Do this | Reproduce the entries below in full, word for word.
── Supplied information ──
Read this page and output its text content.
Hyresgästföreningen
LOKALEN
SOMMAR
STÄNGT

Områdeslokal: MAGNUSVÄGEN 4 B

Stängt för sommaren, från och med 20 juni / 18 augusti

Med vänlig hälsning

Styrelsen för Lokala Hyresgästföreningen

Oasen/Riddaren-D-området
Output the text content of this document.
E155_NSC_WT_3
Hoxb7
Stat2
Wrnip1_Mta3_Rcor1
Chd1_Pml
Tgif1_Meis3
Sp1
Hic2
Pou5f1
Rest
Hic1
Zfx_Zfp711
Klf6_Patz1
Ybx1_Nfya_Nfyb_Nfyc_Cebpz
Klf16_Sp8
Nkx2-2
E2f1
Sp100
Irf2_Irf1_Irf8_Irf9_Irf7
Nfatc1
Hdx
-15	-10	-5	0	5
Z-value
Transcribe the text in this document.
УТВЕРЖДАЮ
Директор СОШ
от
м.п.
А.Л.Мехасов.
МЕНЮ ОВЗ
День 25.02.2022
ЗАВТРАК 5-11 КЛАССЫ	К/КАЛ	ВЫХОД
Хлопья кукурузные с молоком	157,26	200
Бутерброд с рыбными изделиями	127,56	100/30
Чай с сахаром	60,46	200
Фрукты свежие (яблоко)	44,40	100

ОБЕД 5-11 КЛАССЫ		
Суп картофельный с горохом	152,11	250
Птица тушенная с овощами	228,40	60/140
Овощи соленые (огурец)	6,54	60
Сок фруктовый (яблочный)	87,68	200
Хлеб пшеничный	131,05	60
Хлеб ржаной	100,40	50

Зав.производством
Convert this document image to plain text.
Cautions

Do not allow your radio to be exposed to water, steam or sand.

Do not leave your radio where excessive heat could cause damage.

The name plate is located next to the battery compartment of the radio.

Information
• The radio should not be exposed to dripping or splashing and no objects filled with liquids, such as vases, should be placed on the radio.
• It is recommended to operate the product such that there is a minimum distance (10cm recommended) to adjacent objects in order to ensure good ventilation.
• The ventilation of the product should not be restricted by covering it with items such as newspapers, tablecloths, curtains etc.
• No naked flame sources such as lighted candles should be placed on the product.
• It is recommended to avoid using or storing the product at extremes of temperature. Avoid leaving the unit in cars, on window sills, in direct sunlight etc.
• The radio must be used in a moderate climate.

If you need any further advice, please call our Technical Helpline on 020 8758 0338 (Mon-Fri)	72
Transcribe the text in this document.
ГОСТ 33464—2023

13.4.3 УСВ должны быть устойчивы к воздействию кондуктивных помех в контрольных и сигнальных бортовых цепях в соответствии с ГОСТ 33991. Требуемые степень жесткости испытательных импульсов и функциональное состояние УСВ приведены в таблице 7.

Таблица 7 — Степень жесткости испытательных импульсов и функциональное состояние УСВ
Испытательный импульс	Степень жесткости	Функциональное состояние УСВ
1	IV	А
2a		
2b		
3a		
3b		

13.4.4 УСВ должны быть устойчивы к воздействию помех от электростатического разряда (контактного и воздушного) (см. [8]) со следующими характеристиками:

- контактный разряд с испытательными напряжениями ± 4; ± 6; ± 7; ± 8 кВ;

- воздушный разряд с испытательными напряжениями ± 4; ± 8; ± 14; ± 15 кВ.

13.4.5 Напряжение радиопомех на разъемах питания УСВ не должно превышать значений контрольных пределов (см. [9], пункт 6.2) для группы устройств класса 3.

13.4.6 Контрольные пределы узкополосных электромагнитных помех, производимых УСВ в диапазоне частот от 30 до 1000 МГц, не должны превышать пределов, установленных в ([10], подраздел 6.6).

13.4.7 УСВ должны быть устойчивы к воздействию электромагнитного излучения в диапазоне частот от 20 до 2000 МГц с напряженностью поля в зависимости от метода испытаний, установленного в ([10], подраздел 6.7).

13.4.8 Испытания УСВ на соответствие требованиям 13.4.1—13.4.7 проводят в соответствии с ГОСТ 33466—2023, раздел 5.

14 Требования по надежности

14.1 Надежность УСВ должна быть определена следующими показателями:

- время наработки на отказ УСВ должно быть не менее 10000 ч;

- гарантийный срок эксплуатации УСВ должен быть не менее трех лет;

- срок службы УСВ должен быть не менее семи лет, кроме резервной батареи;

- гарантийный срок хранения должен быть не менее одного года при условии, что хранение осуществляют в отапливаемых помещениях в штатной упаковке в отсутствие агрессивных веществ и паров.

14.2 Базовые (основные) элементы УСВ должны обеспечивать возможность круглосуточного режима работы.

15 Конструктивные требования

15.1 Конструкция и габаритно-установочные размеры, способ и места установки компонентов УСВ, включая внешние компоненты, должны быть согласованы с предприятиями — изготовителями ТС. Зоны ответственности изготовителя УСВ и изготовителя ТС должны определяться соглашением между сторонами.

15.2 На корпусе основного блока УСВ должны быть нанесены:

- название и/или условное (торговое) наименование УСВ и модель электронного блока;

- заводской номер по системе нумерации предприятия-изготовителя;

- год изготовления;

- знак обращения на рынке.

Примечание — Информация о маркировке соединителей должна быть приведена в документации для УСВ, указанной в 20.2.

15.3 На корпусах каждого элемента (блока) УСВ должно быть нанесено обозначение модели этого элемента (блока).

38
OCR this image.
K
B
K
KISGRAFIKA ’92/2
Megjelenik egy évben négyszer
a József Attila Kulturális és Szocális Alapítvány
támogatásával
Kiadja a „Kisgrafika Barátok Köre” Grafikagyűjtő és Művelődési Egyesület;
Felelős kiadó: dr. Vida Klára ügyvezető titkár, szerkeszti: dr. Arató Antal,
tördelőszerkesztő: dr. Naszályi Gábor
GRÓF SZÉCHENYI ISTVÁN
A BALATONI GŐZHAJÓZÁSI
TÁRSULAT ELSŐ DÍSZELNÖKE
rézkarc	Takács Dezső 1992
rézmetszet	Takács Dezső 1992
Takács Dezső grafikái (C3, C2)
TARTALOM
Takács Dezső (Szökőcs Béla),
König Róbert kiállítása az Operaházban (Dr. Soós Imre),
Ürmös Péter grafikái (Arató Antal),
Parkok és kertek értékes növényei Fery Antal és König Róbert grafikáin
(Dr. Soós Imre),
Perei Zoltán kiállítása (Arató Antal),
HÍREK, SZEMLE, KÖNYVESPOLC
───
Solution below |
Read this page and output its text content.
Hyresgästföreningen
LOKALEN
SOMMAR
STÄNGT

Områdeslokal: MAGNUSVÄGEN 4 B

Stängt för sommaren, från och med 20 juni / 18 augusti

Med vänlig hälsning

Styrelsen för Lokala Hyresgästföreningen

Oasen/Riddaren-D-området
Output the text content of this document.
E155_NSC_WT_3
Hoxb7
Stat2
Wrnip1_Mta3_Rcor1
Chd1_Pml
Tgif1_Meis3
Sp1
Hic2
Pou5f1
Rest
Hic1
Zfx_Zfp711
Klf6_Patz1
Ybx1_Nfya_Nfyb_Nfyc_Cebpz
Klf16_Sp8
Nkx2-2
E2f1
Sp100
Irf2_Irf1_Irf8_Irf9_Irf7
Nfatc1
Hdx
-15	-10	-5	0	5
Z-value
Transcribe the text in this document.
УТВЕРЖДАЮ
Директор СОШ
от
м.п.
А.Л.Мехасов.
МЕНЮ ОВЗ
День 25.02.2022
ЗАВТРАК 5-11 КЛАССЫ	К/КАЛ	ВЫХОД
Хлопья кукурузные с молоком	157,26	200
Бутерброд с рыбными изделиями	127,56	100/30
Чай с сахаром	60,46	200
Фрукты свежие (яблоко)	44,40	100

ОБЕД 5-11 КЛАССЫ		
Суп картофельный с горохом	152,11	250
Птица тушенная с овощами	228,40	60/140
Овощи соленые (огурец)	6,54	60
Сок фруктовый (яблочный)	87,68	200
Хлеб пшеничный	131,05	60
Хлеб ржаной	100,40	50

Зав.производством
Convert this document image to plain text.
Cautions

Do not allow your radio to be exposed to water, steam or sand.

Do not leave your radio where excessive heat could cause damage.

The name plate is located next to the battery compartment of the radio.

Information
• The radio should not be exposed to dripping or splashing and no objects filled with liquids, such as vases, should be placed on the radio.
• It is recommended to operate the product such that there is a minimum distance (10cm recommended) to adjacent objects in order to ensure good ventilation.
• The ventilation of the product should not be restricted by covering it with items such as newspapers, tablecloths, curtains etc.
• No naked flame sources such as lighted candles should be placed on the product.
• It is recommended to avoid using or storing the product at extremes of temperature. Avoid leaving the unit in cars, on window sills, in direct sunlight etc.
• The radio must be used in a moderate climate.

If you need any further advice, please call our Technical Helpline on 020 8758 0338 (Mon-Fri)	72
Transcribe the text in this document.
ГОСТ 33464—2023

13.4.3 УСВ должны быть устойчивы к воздействию кондуктивных помех в контрольных и сигнальных бортовых цепях в соответствии с ГОСТ 33991. Требуемые степень жесткости испытательных импульсов и функциональное состояние УСВ приведены в таблице 7.

Таблица 7 — Степень жесткости испытательных импульсов и функциональное состояние УСВ
Испытательный импульс	Степень жесткости	Функциональное состояние УСВ
1	IV	А
2a		
2b		
3a		
3b		

13.4.4 УСВ должны быть устойчивы к воздействию помех от электростатического разряда (контактного и воздушного) (см. [8]) со следующими характеристиками:

- контактный разряд с испытательными напряжениями ± 4; ± 6; ± 7; ± 8 кВ;

- воздушный разряд с испытательными напряжениями ± 4; ± 8; ± 14; ± 15 кВ.

13.4.5 Напряжение радиопомех на разъемах питания УСВ не должно превышать значений контрольных пределов (см. [9], пункт 6.2) для группы устройств класса 3.

13.4.6 Контрольные пределы узкополосных электромагнитных помех, производимых УСВ в диапазоне частот от 30 до 1000 МГц, не должны превышать пределов, установленных в ([10], подраздел 6.6).

13.4.7 УСВ должны быть устойчивы к воздействию электромагнитного излучения в диапазоне частот от 20 до 2000 МГц с напряженностью поля в зависимости от метода испытаний, установленного в ([10], подраздел 6.7).

13.4.8 Испытания УСВ на соответствие требованиям 13.4.1—13.4.7 проводят в соответствии с ГОСТ 33466—2023, раздел 5.

14 Требования по надежности

14.1 Надежность УСВ должна быть определена следующими показателями:

- время наработки на отказ УСВ должно быть не менее 10000 ч;

- гарантийный срок эксплуатации УСВ должен быть не менее трех лет;

- срок службы УСВ должен быть не менее семи лет, кроме резервной батареи;

- гарантийный срок хранения должен быть не менее одного года при условии, что хранение осуществляют в отапливаемых помещениях в штатной упаковке в отсутствие агрессивных веществ и паров.

14.2 Базовые (основные) элементы УСВ должны обеспечивать возможность круглосуточного режима работы.

15 Конструктивные требования

15.1 Конструкция и габаритно-установочные размеры, способ и места установки компонентов УСВ, включая внешние компоненты, должны быть согласованы с предприятиями — изготовителями ТС. Зоны ответственности изготовителя УСВ и изготовителя ТС должны определяться соглашением между сторонами.

15.2 На корпусе основного блока УСВ должны быть нанесены:

- название и/или условное (торговое) наименование УСВ и модель электронного блока;

- заводской номер по системе нумерации предприятия-изготовителя;

- год изготовления;

- знак обращения на рынке.

Примечание — Информация о маркировке соединителей должна быть приведена в документации для УСВ, указанной в 20.2.

15.3 На корпусах каждого элемента (блока) УСВ должно быть нанесено обозначение модели этого элемента (блока).

38
OCR this image.
K
B
K
KISGRAFIKA ’92/2
Megjelenik egy évben négyszer
a József Attila Kulturális és Szocális Alapítvány
támogatásával
Kiadja a „Kisgrafika Barátok Köre” Grafikagyűjtő és Művelődési Egyesület;
Felelős kiadó: dr. Vida Klára ügyvezető titkár, szerkeszti: dr. Arató Antal,
tördelőszerkesztő: dr. Naszályi Gábor
GRÓF SZÉCHENYI ISTVÁN
A BALATONI GŐZHAJÓZÁSI
TÁRSULAT ELSŐ DÍSZELNÖKE
rézkarc	Takács Dezső 1992
rézmetszet	Takács Dezső 1992
Takács Dezső grafikái (C3, C2)
TARTALOM
Takács Dezső (Szökőcs Béla),
König Róbert kiállítása az Operaházban (Dr. Soós Imre),
Ürmös Péter grafikái (Arató Antal),
Parkok és kertek értékes növényei Fery Antal és König Róbert grafikáin
(Dr. Soós Imre),
Perei Zoltán kiállítása (Arató Antal),
HÍREK, SZEMLE, KÖNYVESPOLC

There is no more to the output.